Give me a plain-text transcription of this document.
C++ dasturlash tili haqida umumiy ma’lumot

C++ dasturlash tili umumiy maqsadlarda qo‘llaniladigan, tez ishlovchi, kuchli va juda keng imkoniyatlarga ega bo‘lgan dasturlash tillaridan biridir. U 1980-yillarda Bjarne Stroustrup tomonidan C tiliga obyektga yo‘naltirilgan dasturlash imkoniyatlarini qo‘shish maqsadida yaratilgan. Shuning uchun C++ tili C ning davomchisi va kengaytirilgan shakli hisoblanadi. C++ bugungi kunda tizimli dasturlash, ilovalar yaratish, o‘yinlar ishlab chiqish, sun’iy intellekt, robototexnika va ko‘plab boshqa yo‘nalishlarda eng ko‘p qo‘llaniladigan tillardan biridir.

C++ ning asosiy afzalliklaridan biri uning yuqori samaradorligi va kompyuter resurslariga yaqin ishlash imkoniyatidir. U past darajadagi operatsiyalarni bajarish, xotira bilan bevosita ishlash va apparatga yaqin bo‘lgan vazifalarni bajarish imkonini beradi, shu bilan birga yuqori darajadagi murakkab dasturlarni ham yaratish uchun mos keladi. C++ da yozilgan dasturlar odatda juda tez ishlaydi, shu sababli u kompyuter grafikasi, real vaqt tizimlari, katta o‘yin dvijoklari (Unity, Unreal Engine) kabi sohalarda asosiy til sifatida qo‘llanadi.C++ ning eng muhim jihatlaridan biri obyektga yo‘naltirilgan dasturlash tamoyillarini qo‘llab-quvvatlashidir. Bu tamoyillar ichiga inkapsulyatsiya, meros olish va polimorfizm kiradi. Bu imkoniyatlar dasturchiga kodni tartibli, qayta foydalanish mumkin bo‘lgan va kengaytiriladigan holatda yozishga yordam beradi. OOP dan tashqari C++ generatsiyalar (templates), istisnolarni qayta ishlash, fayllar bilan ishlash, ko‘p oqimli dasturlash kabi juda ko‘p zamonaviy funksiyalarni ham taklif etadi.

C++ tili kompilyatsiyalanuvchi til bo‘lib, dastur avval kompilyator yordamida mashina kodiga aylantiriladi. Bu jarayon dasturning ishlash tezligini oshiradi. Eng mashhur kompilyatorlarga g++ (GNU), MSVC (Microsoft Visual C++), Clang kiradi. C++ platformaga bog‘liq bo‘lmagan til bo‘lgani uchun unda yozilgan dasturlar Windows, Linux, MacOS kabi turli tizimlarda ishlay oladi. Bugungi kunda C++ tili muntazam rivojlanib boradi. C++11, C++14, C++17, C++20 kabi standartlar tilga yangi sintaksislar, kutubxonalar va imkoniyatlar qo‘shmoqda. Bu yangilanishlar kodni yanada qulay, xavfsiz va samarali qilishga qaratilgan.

————————

_AIM:_ Gather from the entries above all lines that include the string "umumiy".

_COMPLETED TASK:_
C++ dasturlash tili haqida umumiy ma’lumot
C++ dasturlash tili umumiy maqsadlarda qo‘llaniladigan, tez ishlovchi, kuchli va juda keng imkoniyatlarga ega bo‘lgan dasturlash tillaridan biridir. U 1980-yillarda Bjarne Stroustrup tomonidan C tiliga obyektga yo‘naltirilgan dasturlash imkoniyatlarini qo‘shish maqsadida yaratilgan. Shuning uchun C++ tili C ning davomchisi va kengaytirilgan shakli hisoblanadi. C++ bugungi kunda tizimli dasturlash, ilovalar yaratish, o‘yinlar ishlab chiqish, sun’iy intellekt, robototexnika va ko‘plab boshqa yo‘nalishlarda eng ko‘p qo‘llaniladigan tillardan biridir.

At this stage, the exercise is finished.